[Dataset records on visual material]

..............................

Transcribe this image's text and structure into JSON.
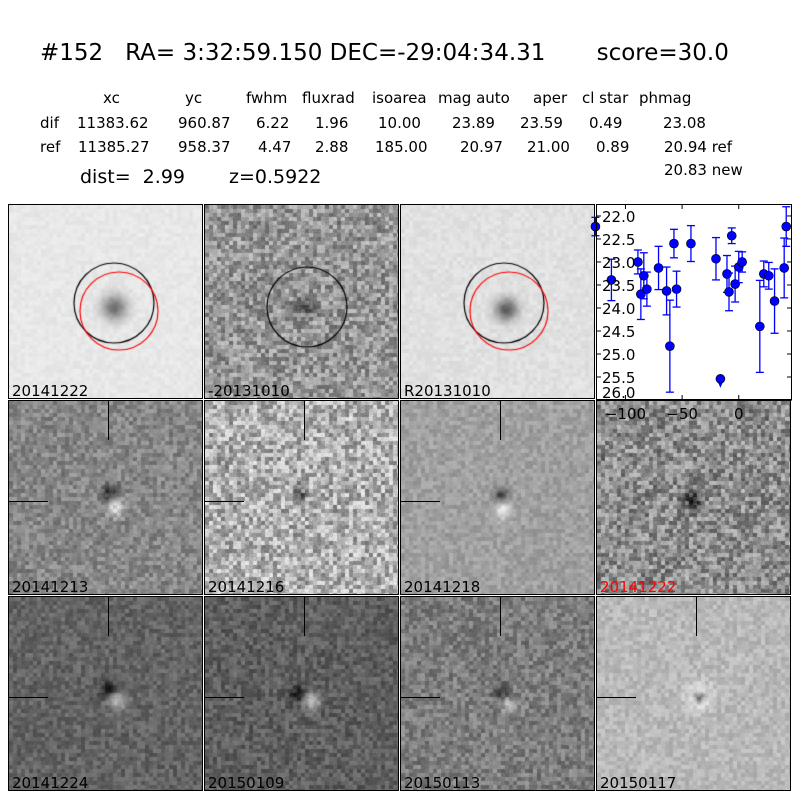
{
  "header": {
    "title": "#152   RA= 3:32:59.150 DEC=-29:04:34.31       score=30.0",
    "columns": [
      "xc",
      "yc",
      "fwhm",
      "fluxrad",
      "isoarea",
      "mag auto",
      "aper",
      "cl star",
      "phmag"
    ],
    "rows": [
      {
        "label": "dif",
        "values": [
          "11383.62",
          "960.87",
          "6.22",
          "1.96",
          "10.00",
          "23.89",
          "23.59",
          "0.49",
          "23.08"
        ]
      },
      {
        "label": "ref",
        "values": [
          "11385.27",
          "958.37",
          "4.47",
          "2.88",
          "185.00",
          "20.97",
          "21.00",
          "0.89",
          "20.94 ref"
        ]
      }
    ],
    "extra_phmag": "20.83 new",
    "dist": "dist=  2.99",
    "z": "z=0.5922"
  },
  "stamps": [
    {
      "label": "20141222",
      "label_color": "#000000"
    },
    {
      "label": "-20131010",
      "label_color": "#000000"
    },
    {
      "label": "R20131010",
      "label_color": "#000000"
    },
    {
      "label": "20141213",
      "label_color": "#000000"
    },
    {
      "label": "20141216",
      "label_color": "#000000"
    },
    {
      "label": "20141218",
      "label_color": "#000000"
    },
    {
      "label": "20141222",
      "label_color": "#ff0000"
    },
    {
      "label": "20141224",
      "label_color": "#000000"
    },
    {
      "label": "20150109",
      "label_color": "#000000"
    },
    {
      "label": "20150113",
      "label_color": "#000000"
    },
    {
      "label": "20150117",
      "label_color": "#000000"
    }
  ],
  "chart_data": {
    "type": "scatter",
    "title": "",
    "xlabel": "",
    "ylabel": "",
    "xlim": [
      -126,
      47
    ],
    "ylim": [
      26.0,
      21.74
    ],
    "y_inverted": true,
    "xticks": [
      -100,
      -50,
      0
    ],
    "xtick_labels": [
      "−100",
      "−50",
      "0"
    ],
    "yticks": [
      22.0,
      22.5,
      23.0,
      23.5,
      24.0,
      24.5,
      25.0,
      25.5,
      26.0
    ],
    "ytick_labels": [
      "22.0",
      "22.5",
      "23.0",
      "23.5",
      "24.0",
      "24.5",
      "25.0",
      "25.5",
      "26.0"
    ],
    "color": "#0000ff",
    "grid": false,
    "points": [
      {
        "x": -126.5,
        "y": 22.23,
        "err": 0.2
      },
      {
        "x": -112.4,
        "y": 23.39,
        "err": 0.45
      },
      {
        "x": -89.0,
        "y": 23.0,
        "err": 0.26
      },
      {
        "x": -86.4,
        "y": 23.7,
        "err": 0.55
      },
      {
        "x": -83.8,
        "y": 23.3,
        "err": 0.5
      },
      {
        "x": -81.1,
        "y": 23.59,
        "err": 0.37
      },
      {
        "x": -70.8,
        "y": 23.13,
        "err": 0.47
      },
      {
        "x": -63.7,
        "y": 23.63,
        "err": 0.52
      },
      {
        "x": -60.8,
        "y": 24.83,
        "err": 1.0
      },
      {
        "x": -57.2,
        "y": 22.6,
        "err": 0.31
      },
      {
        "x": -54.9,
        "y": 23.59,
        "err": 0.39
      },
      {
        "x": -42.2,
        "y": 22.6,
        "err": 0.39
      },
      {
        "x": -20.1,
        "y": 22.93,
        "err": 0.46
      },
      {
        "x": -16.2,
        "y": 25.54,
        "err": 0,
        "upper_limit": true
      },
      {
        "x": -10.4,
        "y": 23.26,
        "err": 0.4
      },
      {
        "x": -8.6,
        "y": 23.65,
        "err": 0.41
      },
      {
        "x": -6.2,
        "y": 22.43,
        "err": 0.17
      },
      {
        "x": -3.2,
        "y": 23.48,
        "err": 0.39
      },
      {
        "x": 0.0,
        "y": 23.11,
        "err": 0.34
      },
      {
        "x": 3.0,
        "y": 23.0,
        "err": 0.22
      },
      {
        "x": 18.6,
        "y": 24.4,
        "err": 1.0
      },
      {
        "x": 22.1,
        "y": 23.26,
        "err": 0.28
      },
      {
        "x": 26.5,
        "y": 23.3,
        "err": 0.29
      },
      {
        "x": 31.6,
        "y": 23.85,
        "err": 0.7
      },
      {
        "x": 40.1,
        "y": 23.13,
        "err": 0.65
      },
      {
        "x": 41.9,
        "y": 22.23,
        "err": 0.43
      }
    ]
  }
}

..............................

Transcribe the records above exactly, leaving out every picture.

Transcribe this image's text and structure into JSON.
{
  "header": {
    "title": "#152   RA= 3:32:59.150 DEC=-29:04:34.31       score=30.0",
    "columns": [
      "xc",
      "yc",
      "fwhm",
      "fluxrad",
      "isoarea",
      "mag auto",
      "aper",
      "cl star",
      "phmag"
    ],
    "rows": [
      {
        "label": "dif",
        "values": [
          "11383.62",
          "960.87",
          "6.22",
          "1.96",
          "10.00",
          "23.89",
          "23.59",
          "0.49",
          "23.08"
        ]
      },
      {
        "label": "ref",
        "values": [
          "11385.27",
          "958.37",
          "4.47",
          "2.88",
          "185.00",
          "20.97",
          "21.00",
          "0.89",
          "20.94 ref"
        ]
      }
    ],
    "extra_phmag": "20.83 new",
    "dist": "dist=  2.99",
    "z": "z=0.5922"
  },
  "stamps": [
    {
      "label": "20141222",
      "label_color": "#000000"
    },
    {
      "label": "-20131010",
      "label_color": "#000000"
    },
    {
      "label": "R20131010",
      "label_color": "#000000"
    },
    {
      "label": "20141213",
      "label_color": "#000000"
    },
    {
      "label": "20141216",
      "label_color": "#000000"
    },
    {
      "label": "20141218",
      "label_color": "#000000"
    },
    {
      "label": "20141222",
      "label_color": "#ff0000"
    },
    {
      "label": "20141224",
      "label_color": "#000000"
    },
    {
      "label": "20150109",
      "label_color": "#000000"
    },
    {
      "label": "20150113",
      "label_color": "#000000"
    },
    {
      "label": "20150117",
      "label_color": "#000000"
    }
  ],
  "chart_data": {
    "type": "scatter",
    "title": "",
    "xlabel": "",
    "ylabel": "",
    "xlim": [
      -126,
      47
    ],
    "ylim": [
      26.0,
      21.74
    ],
    "y_inverted": true,
    "xticks": [
      -100,
      -50,
      0
    ],
    "xtick_labels": [
      "−100",
      "−50",
      "0"
    ],
    "yticks": [
      22.0,
      22.5,
      23.0,
      23.5,
      24.0,
      24.5,
      25.0,
      25.5,
      26.0
    ],
    "ytick_labels": [
      "22.0",
      "22.5",
      "23.0",
      "23.5",
      "24.0",
      "24.5",
      "25.0",
      "25.5",
      "26.0"
    ],
    "color": "#0000ff",
    "grid": false,
    "points": [
      {
        "x": -126.5,
        "y": 22.23,
        "err": 0.2
      },
      {
        "x": -112.4,
        "y": 23.39,
        "err": 0.45
      },
      {
        "x": -89.0,
        "y": 23.0,
        "err": 0.26
      },
      {
        "x": -86.4,
        "y": 23.7,
        "err": 0.55
      },
      {
        "x": -83.8,
        "y": 23.3,
        "err": 0.5
      },
      {
        "x": -81.1,
        "y": 23.59,
        "err": 0.37
      },
      {
        "x": -70.8,
        "y": 23.13,
        "err": 0.47
      },
      {
        "x": -63.7,
        "y": 23.63,
        "err": 0.52
      },
      {
        "x": -60.8,
        "y": 24.83,
        "err": 1.0
      },
      {
        "x": -57.2,
        "y": 22.6,
        "err": 0.31
      },
      {
        "x": -54.9,
        "y": 23.59,
        "err": 0.39
      },
      {
        "x": -42.2,
        "y": 22.6,
        "err": 0.39
      },
      {
        "x": -20.1,
        "y": 22.93,
        "err": 0.46
      },
      {
        "x": -16.2,
        "y": 25.54,
        "err": 0,
        "upper_limit": true
      },
      {
        "x": -10.4,
        "y": 23.26,
        "err": 0.4
      },
      {
        "x": -8.6,
        "y": 23.65,
        "err": 0.41
      },
      {
        "x": -6.2,
        "y": 22.43,
        "err": 0.17
      },
      {
        "x": -3.2,
        "y": 23.48,
        "err": 0.39
      },
      {
        "x": 0.0,
        "y": 23.11,
        "err": 0.34
      },
      {
        "x": 3.0,
        "y": 23.0,
        "err": 0.22
      },
      {
        "x": 18.6,
        "y": 24.4,
        "err": 1.0
      },
      {
        "x": 22.1,
        "y": 23.26,
        "err": 0.28
      },
      {
        "x": 26.5,
        "y": 23.3,
        "err": 0.29
      },
      {
        "x": 31.6,
        "y": 23.85,
        "err": 0.7
      },
      {
        "x": 40.1,
        "y": 23.13,
        "err": 0.65
      },
      {
        "x": 41.9,
        "y": 22.23,
        "err": 0.43
      }
    ]
  }
}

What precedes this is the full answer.